Write out all the lines again, precisely as they stand, but without the images.

— START Material to process —

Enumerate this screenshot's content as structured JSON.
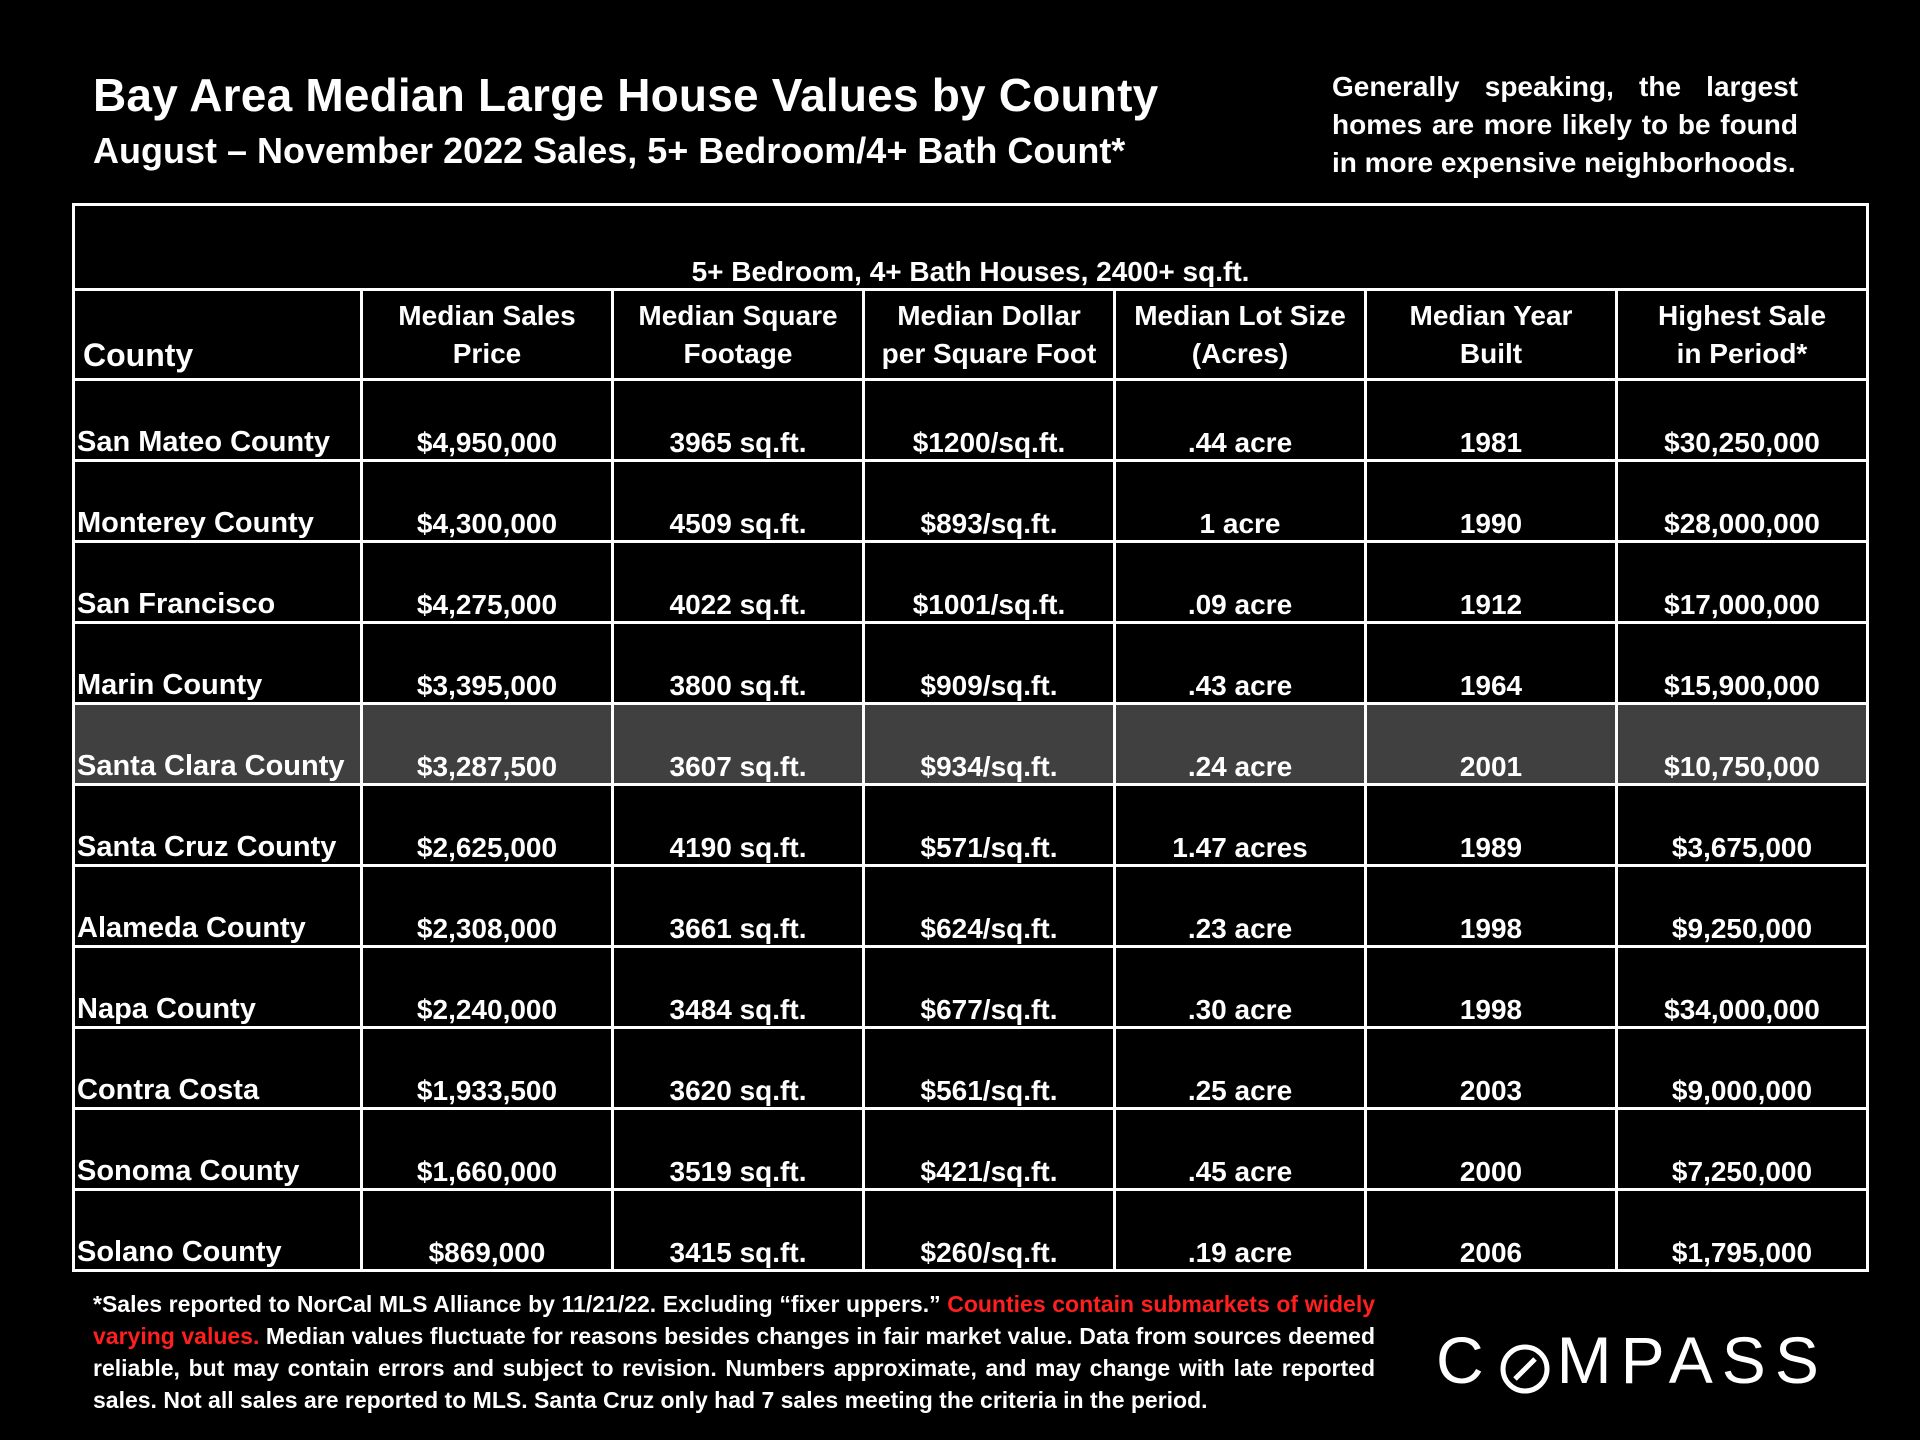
{
  "header": {
    "title": "Bay Area Median Large House Values by County",
    "subtitle": "August – November 2022 Sales, 5+ Bedroom/4+ Bath Count*",
    "note": "Generally speaking, the largest homes are more likely to be found in more expensive neighborhoods."
  },
  "table": {
    "banner": "5+ Bedroom, 4+ Bath Houses, 2400+ sq.ft.",
    "headers": {
      "county": "County",
      "price_1": "Median Sales",
      "price_2": "Price",
      "sqft_1": "Median Square",
      "sqft_2": "Footage",
      "dpsf_1": "Median Dollar",
      "dpsf_2": "per Square Foot",
      "lot_1": "Median Lot Size",
      "lot_2": "(Acres)",
      "year_1": "Median Year",
      "year_2": "Built",
      "high_1": "Highest Sale",
      "high_2": "in Period*"
    },
    "rows": [
      {
        "county": "San Mateo County",
        "price": "$4,950,000",
        "sqft": "3965 sq.ft.",
        "dpsf": "$1200/sq.ft.",
        "lot": ".44 acre",
        "year": "1981",
        "high": "$30,250,000"
      },
      {
        "county": "Monterey County",
        "price": "$4,300,000",
        "sqft": "4509 sq.ft.",
        "dpsf": "$893/sq.ft.",
        "lot": "1 acre",
        "year": "1990",
        "high": "$28,000,000"
      },
      {
        "county": "San Francisco",
        "price": "$4,275,000",
        "sqft": "4022 sq.ft.",
        "dpsf": "$1001/sq.ft.",
        "lot": ".09 acre",
        "year": "1912",
        "high": "$17,000,000"
      },
      {
        "county": "Marin County",
        "price": "$3,395,000",
        "sqft": "3800 sq.ft.",
        "dpsf": "$909/sq.ft.",
        "lot": ".43 acre",
        "year": "1964",
        "high": "$15,900,000"
      },
      {
        "county": "Santa Clara County",
        "price": "$3,287,500",
        "sqft": "3607 sq.ft.",
        "dpsf": "$934/sq.ft.",
        "lot": ".24 acre",
        "year": "2001",
        "high": "$10,750,000"
      },
      {
        "county": "Santa Cruz County",
        "price": "$2,625,000",
        "sqft": "4190 sq.ft.",
        "dpsf": "$571/sq.ft.",
        "lot": "1.47 acres",
        "year": "1989",
        "high": "$3,675,000"
      },
      {
        "county": "Alameda County",
        "price": "$2,308,000",
        "sqft": "3661 sq.ft.",
        "dpsf": "$624/sq.ft.",
        "lot": ".23 acre",
        "year": "1998",
        "high": "$9,250,000"
      },
      {
        "county": "Napa County",
        "price": "$2,240,000",
        "sqft": "3484 sq.ft.",
        "dpsf": "$677/sq.ft.",
        "lot": ".30 acre",
        "year": "1998",
        "high": "$34,000,000"
      },
      {
        "county": "Contra Costa",
        "price": "$1,933,500",
        "sqft": "3620 sq.ft.",
        "dpsf": "$561/sq.ft.",
        "lot": ".25 acre",
        "year": "2003",
        "high": "$9,000,000"
      },
      {
        "county": "Sonoma County",
        "price": "$1,660,000",
        "sqft": "3519 sq.ft.",
        "dpsf": "$421/sq.ft.",
        "lot": ".45 acre",
        "year": "2000",
        "high": "$7,250,000"
      },
      {
        "county": "Solano County",
        "price": "$869,000",
        "sqft": "3415 sq.ft.",
        "dpsf": "$260/sq.ft.",
        "lot": ".19 acre",
        "year": "2006",
        "high": "$1,795,000"
      }
    ],
    "highlight_color": "#404040"
  },
  "footnote": {
    "part1": "*Sales reported to NorCal MLS Alliance by 11/21/22. Excluding “fixer uppers.” ",
    "red_part": "Counties contain submarkets of widely varying values.",
    "part2": " Median values fluctuate for reasons besides changes in fair market value. Data from sources deemed reliable, but may contain errors and subject to revision.  Numbers approximate, and may change with late reported sales. Not all sales are reported to MLS. Santa Cruz only had 7 sales meeting the criteria in the period.",
    "red_color": "#ff1f1f"
  },
  "logo": {
    "left": "C",
    "right": "MPASS",
    "mark_icon": "compass-o-icon"
  }
}
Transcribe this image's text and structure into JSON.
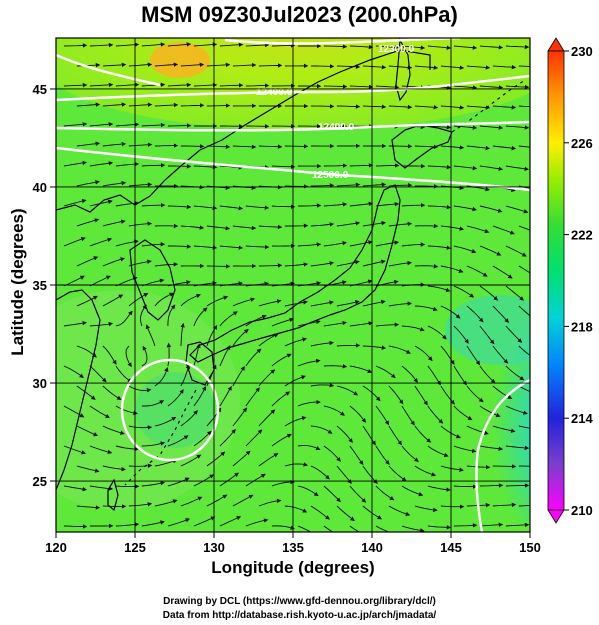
{
  "title": "MSM 09Z30Jul2023 (200.0hPa)",
  "x_axis": {
    "label": "Longitude (degrees)",
    "ticks": [
      "120",
      "125",
      "130",
      "135",
      "140",
      "145",
      "150"
    ],
    "range": [
      120,
      150
    ]
  },
  "y_axis": {
    "label": "Latitude  (degrees)",
    "ticks": [
      "25",
      "30",
      "35",
      "40",
      "45"
    ],
    "range": [
      22.4,
      47.6
    ]
  },
  "colorbar": {
    "ticks": [
      "230",
      "226",
      "222",
      "218",
      "214",
      "210"
    ],
    "range": [
      210,
      230
    ],
    "colors": [
      "#ff00ff",
      "#7b3fcc",
      "#2222dd",
      "#0088ff",
      "#00d4d4",
      "#00e070",
      "#33dd33",
      "#99ee00",
      "#ffee00",
      "#ff9900",
      "#ff3300"
    ]
  },
  "contour_labels": [
    "12300.0",
    "12400.0",
    "12500.0"
  ],
  "credits": [
    "Drawing by DCL (https://www.gfd-dennou.org/library/dcl/)",
    "Data from http://database.rish.kyoto-u.ac.jp/arch/jmadata/"
  ],
  "colors": {
    "field_base": "#5ee83a",
    "field_yellow": "#c8ee10",
    "field_cyan": "#3ad9b0",
    "contour": "#ffffff",
    "coast": "#000000",
    "vectors": "#111111"
  }
}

— END Material to process —

*Complete response:*
Enumerate this screenshot's content as structured JSON.
{
  "header": {
    "title": "Bay Area Median Large House Values by County",
    "subtitle": "August – November 2022 Sales, 5+ Bedroom/4+ Bath Count*",
    "note": "Generally speaking, the largest homes are more likely to be found in more expensive neighborhoods."
  },
  "table": {
    "banner": "5+ Bedroom, 4+ Bath Houses, 2400+ sq.ft.",
    "headers": {
      "county": "County",
      "price_1": "Median Sales",
      "price_2": "Price",
      "sqft_1": "Median Square",
      "sqft_2": "Footage",
      "dpsf_1": "Median Dollar",
      "dpsf_2": "per Square Foot",
      "lot_1": "Median Lot Size",
      "lot_2": "(Acres)",
      "year_1": "Median Year",
      "year_2": "Built",
      "high_1": "Highest Sale",
      "high_2": "in Period*"
    },
    "rows": [
      {
        "county": "San Mateo County",
        "price": "$4,950,000",
        "sqft": "3965 sq.ft.",
        "dpsf": "$1200/sq.ft.",
        "lot": ".44 acre",
        "year": "1981",
        "high": "$30,250,000"
      },
      {
        "county": "Monterey County",
        "price": "$4,300,000",
        "sqft": "4509 sq.ft.",
        "dpsf": "$893/sq.ft.",
        "lot": "1 acre",
        "year": "1990",
        "high": "$28,000,000"
      },
      {
        "county": "San Francisco",
        "price": "$4,275,000",
        "sqft": "4022 sq.ft.",
        "dpsf": "$1001/sq.ft.",
        "lot": ".09 acre",
        "year": "1912",
        "high": "$17,000,000"
      },
      {
        "county": "Marin County",
        "price": "$3,395,000",
        "sqft": "3800 sq.ft.",
        "dpsf": "$909/sq.ft.",
        "lot": ".43 acre",
        "year": "1964",
        "high": "$15,900,000"
      },
      {
        "county": "Santa Clara County",
        "price": "$3,287,500",
        "sqft": "3607 sq.ft.",
        "dpsf": "$934/sq.ft.",
        "lot": ".24 acre",
        "year": "2001",
        "high": "$10,750,000"
      },
      {
        "county": "Santa Cruz County",
        "price": "$2,625,000",
        "sqft": "4190 sq.ft.",
        "dpsf": "$571/sq.ft.",
        "lot": "1.47 acres",
        "year": "1989",
        "high": "$3,675,000"
      },
      {
        "county": "Alameda County",
        "price": "$2,308,000",
        "sqft": "3661 sq.ft.",
        "dpsf": "$624/sq.ft.",
        "lot": ".23 acre",
        "year": "1998",
        "high": "$9,250,000"
      },
      {
        "county": "Napa County",
        "price": "$2,240,000",
        "sqft": "3484 sq.ft.",
        "dpsf": "$677/sq.ft.",
        "lot": ".30 acre",
        "year": "1998",
        "high": "$34,000,000"
      },
      {
        "county": "Contra Costa",
        "price": "$1,933,500",
        "sqft": "3620 sq.ft.",
        "dpsf": "$561/sq.ft.",
        "lot": ".25 acre",
        "year": "2003",
        "high": "$9,000,000"
      },
      {
        "county": "Sonoma County",
        "price": "$1,660,000",
        "sqft": "3519 sq.ft.",
        "dpsf": "$421/sq.ft.",
        "lot": ".45 acre",
        "year": "2000",
        "high": "$7,250,000"
      },
      {
        "county": "Solano County",
        "price": "$869,000",
        "sqft": "3415 sq.ft.",
        "dpsf": "$260/sq.ft.",
        "lot": ".19 acre",
        "year": "2006",
        "high": "$1,795,000"
      }
    ],
    "highlight_color": "#404040"
  },
  "footnote": {
    "part1": "*Sales reported to NorCal MLS Alliance by 11/21/22. Excluding “fixer uppers.” ",
    "red_part": "Counties contain submarkets of widely varying values.",
    "part2": " Median values fluctuate for reasons besides changes in fair market value. Data from sources deemed reliable, but may contain errors and subject to revision.  Numbers approximate, and may change with late reported sales. Not all sales are reported to MLS. Santa Cruz only had 7 sales meeting the criteria in the period.",
    "red_color": "#ff1f1f"
  },
  "logo": {
    "left": "C",
    "right": "MPASS",
    "mark_icon": "compass-o-icon"
  }
}
Transcribe this image's text and structure into JSON.
{
  "title": "MSM 09Z30Jul2023 (200.0hPa)",
  "x_axis": {
    "label": "Longitude (degrees)",
    "ticks": [
      "120",
      "125",
      "130",
      "135",
      "140",
      "145",
      "150"
    ],
    "range": [
      120,
      150
    ]
  },
  "y_axis": {
    "label": "Latitude  (degrees)",
    "ticks": [
      "25",
      "30",
      "35",
      "40",
      "45"
    ],
    "range": [
      22.4,
      47.6
    ]
  },
  "colorbar": {
    "ticks": [
      "230",
      "226",
      "222",
      "218",
      "214",
      "210"
    ],
    "range": [
      210,
      230
    ],
    "colors": [
      "#ff00ff",
      "#7b3fcc",
      "#2222dd",
      "#0088ff",
      "#00d4d4",
      "#00e070",
      "#33dd33",
      "#99ee00",
      "#ffee00",
      "#ff9900",
      "#ff3300"
    ]
  },
  "contour_labels": [
    "12300.0",
    "12400.0",
    "12500.0"
  ],
  "credits": [
    "Drawing by DCL (https://www.gfd-dennou.org/library/dcl/)",
    "Data from http://database.rish.kyoto-u.ac.jp/arch/jmadata/"
  ],
  "colors": {
    "field_base": "#5ee83a",
    "field_yellow": "#c8ee10",
    "field_cyan": "#3ad9b0",
    "contour": "#ffffff",
    "coast": "#000000",
    "vectors": "#111111"
  }
}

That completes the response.